◆ WHAT NEEDS TO BE DONE:
Extract each line of the data and write it out again exactly.

◆ MATERIAL PROVIDED:
'''

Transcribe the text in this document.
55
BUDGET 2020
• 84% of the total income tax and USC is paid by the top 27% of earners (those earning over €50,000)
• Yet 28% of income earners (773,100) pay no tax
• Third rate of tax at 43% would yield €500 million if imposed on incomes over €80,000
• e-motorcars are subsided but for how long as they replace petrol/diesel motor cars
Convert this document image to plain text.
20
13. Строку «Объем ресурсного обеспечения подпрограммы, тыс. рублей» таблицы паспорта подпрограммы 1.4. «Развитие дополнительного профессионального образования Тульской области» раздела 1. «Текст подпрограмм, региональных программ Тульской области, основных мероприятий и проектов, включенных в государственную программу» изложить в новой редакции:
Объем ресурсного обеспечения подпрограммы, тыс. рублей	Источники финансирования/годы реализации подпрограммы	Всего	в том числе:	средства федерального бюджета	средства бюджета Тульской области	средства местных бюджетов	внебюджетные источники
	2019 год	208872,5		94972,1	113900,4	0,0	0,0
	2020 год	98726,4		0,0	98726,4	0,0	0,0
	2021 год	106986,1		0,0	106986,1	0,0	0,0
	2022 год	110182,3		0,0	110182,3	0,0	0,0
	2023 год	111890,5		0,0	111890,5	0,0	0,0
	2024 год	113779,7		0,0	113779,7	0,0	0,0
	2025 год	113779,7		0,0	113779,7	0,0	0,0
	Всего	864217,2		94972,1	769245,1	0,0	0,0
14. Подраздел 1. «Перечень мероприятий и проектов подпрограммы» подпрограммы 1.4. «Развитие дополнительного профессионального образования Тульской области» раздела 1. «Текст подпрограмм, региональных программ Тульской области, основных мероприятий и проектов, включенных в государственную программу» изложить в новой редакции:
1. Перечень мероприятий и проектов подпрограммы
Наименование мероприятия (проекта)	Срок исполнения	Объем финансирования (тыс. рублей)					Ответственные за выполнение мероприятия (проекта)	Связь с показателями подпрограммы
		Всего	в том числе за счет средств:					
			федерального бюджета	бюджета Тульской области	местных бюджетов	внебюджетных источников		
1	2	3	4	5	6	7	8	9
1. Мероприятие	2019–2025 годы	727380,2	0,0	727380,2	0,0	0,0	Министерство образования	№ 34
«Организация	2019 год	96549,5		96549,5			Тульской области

'''

◆ RESULT OF THIS TASK:
Transcribe the text in this document.
55
BUDGET 2020
• 84% of the total income tax and USC is paid by the top 27% of earners (those earning over €50,000)
• Yet 28% of income earners (773,100) pay no tax
• Third rate of tax at 43% would yield €500 million if imposed on incomes over €80,000
• e-motorcars are subsided but for how long as they replace petrol/diesel motor cars
Convert this document image to plain text.
20
13. Строку «Объем ресурсного обеспечения подпрограммы, тыс. рублей» таблицы паспорта подпрограммы 1.4. «Развитие дополнительного профессионального образования Тульской области» раздела 1. «Текст подпрограмм, региональных программ Тульской области, основных мероприятий и проектов, включенных в государственную программу» изложить в новой редакции:
Объем ресурсного обеспечения подпрограммы, тыс. рублей	Источники финансирования/годы реализации подпрограммы	Всего	в том числе:	средства федерального бюджета	средства бюджета Тульской области	средства местных бюджетов	внебюджетные источники
	2019 год	208872,5		94972,1	113900,4	0,0	0,0
	2020 год	98726,4		0,0	98726,4	0,0	0,0
	2021 год	106986,1		0,0	106986,1	0,0	0,0
	2022 год	110182,3		0,0	110182,3	0,0	0,0
	2023 год	111890,5		0,0	111890,5	0,0	0,0
	2024 год	113779,7		0,0	113779,7	0,0	0,0
	2025 год	113779,7		0,0	113779,7	0,0	0,0
	Всего	864217,2		94972,1	769245,1	0,0	0,0
14. Подраздел 1. «Перечень мероприятий и проектов подпрограммы» подпрограммы 1.4. «Развитие дополнительного профессионального образования Тульской области» раздела 1. «Текст подпрограмм, региональных программ Тульской области, основных мероприятий и проектов, включенных в государственную программу» изложить в новой редакции:
1. Перечень мероприятий и проектов подпрограммы
Наименование мероприятия (проекта)	Срок исполнения	Объем финансирования (тыс. рублей)					Ответственные за выполнение мероприятия (проекта)	Связь с показателями подпрограммы
		Всего	в том числе за счет средств:					
			федерального бюджета	бюджета Тульской области	местных бюджетов	внебюджетных источников		
1	2	3	4	5	6	7	8	9
1. Мероприятие	2019–2025 годы	727380,2	0,0	727380,2	0,0	0,0	Министерство образования	№ 34
«Организация	2019 год	96549,5		96549,5			Тульской области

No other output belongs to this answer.